## Exercise passage:
════

A York University study of drug safety shows that new drugs are often on the market in Canada for more than three years before they are withdrawn as unsafe, raising concerns about turning to the newest drugs available.
The study by Dr. Joel Lexchin, an emergency room physician and professor of the School of Health Policy and Management in York’s Faculty of Health, appeared yesterday in Open Medicine.
“As a doctor my policy is not to prescribe new drugs until they have been on the market for at least three or four years since I don’t know how safe they will be for my patients,” said Lexchin. “Based on the findings in this study, doctors should not prescribe drugs during this period and patients should not take them, unless they are substantially better than existing medications.”
Lexchin found that 4.2 per cent of the 528 new drugs approved in Canada in a 20-year period (from Jan. 1, 1990 to Dec. 31, 2009) were later withdrawn. Of the 22 drugs withdrawn, 11 first had a serious safety warning and 11 did not. The median time between approval and withdrawal was almost three-and-a-half years.

════

## Task 1:
In the drug safety article, why does Lexchin wait until a new drug has been on the market for at least three or four years before prescribing it? Answer in one to three sentences.
## Task 2:
According to the drug safety article, how many of the new drugs approved in Canada during the 20-year period were later withdrawn?
## Task 3:
Write the next paragraph of the drug safety article, picking up after its final sentence.
The listing that comes next is separate material and has no connection to the drug safety article.

[Page segmentation data]
════

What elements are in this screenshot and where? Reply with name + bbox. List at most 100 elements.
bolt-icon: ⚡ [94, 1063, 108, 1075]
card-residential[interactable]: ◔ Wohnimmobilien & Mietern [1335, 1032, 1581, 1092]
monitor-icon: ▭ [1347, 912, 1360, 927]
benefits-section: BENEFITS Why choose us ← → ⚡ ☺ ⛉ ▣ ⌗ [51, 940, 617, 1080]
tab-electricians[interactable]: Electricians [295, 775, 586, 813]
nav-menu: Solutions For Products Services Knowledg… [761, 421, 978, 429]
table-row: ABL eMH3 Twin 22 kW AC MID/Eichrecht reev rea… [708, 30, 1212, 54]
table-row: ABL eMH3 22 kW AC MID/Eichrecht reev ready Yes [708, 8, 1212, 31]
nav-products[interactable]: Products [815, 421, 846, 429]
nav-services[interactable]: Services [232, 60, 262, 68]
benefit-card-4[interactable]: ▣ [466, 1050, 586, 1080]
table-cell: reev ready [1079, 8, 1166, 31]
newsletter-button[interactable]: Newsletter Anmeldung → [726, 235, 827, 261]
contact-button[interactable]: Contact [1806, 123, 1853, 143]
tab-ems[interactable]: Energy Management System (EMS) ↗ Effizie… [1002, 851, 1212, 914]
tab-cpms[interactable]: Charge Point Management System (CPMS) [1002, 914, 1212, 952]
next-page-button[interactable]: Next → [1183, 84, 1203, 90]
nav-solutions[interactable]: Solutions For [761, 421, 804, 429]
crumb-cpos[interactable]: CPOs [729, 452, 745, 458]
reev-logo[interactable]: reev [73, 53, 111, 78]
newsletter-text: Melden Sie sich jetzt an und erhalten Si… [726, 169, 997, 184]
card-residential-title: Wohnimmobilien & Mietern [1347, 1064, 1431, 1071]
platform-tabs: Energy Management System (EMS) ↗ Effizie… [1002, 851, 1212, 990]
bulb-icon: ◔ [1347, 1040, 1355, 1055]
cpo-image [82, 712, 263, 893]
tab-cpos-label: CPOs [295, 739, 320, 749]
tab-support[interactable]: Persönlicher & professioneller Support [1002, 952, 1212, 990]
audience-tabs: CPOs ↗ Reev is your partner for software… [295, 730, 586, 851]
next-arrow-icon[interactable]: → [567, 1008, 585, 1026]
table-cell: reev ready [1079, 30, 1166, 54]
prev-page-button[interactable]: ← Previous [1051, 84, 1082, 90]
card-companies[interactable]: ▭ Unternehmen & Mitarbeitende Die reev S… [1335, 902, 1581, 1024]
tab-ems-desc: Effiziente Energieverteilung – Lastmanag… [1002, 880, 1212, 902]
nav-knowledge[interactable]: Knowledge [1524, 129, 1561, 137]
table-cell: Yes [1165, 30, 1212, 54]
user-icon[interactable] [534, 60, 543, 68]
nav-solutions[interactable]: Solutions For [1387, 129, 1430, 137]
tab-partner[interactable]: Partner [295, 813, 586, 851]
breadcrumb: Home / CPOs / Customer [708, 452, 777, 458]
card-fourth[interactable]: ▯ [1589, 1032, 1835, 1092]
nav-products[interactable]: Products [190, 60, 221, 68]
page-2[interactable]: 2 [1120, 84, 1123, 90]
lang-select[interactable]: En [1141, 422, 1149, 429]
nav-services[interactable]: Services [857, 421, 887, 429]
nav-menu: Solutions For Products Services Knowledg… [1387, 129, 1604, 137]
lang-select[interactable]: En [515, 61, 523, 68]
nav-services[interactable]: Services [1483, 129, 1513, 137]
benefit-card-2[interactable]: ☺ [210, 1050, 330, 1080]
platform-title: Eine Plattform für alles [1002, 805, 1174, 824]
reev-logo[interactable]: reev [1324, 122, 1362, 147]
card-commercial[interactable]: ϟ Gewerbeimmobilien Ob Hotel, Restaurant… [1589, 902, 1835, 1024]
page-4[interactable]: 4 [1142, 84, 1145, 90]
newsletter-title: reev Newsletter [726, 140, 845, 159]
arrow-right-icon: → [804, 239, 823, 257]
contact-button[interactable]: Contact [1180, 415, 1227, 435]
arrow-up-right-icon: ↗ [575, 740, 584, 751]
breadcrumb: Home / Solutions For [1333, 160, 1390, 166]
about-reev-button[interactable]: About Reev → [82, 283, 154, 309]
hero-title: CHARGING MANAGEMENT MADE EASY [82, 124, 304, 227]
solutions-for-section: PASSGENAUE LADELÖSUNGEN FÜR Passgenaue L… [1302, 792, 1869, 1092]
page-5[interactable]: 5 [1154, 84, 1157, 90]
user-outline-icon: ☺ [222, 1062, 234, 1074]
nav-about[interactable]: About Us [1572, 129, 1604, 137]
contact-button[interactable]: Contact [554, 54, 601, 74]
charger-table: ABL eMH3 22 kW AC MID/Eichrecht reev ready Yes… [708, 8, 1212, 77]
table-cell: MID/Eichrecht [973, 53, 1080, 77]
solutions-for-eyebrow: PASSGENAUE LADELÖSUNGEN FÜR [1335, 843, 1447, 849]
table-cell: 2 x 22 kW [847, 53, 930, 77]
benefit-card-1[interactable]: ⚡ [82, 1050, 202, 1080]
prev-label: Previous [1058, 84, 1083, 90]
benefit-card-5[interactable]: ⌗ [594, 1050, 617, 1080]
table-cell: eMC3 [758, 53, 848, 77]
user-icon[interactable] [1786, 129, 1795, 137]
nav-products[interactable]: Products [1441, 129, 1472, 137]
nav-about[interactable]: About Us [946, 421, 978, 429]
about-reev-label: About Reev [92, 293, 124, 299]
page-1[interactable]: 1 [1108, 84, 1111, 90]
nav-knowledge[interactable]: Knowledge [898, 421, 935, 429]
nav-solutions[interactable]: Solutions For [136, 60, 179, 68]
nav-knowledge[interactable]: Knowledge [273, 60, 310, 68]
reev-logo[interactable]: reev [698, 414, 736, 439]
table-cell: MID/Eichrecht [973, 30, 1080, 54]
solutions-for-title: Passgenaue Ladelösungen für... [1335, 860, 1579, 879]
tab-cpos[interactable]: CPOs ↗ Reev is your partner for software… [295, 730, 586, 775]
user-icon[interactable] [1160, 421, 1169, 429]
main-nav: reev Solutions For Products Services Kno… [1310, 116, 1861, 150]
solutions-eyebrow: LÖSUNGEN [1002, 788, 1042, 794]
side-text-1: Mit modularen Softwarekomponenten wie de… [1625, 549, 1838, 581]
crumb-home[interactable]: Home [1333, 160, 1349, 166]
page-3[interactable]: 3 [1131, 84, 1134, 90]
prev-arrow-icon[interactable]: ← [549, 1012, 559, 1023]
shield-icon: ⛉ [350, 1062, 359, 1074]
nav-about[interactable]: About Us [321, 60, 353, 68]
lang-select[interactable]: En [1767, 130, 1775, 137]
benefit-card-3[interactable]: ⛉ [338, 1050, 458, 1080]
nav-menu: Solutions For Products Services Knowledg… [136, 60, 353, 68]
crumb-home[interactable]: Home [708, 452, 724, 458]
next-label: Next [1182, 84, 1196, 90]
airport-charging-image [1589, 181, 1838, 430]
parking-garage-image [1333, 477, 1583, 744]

════

## Task output 1:
Lexchin waits because he doesn't know how safe a new drug will be for his patients. The study found that the median time between approval and withdrawal was almost three and a half years.

## Task output 2:
Of the 528 new drugs approved, 22 were later withdrawn.

## Task output 3:
The study examined four 5-year periods and found no difference in the percentage of approved drugs that were eventually withdrawn from the market. This shows that the drug review system’s ability to detect serious safety issues and keep those drugs off the market did not change over the 20-year period, he said, but also raises questions about the rigour of the surveillance system once drugs are on the market.
“There are serious questions about how Health Canada deals with drug safety but we can’t answer these questions because Health Canada will not release the necessary information,” said Lexchin.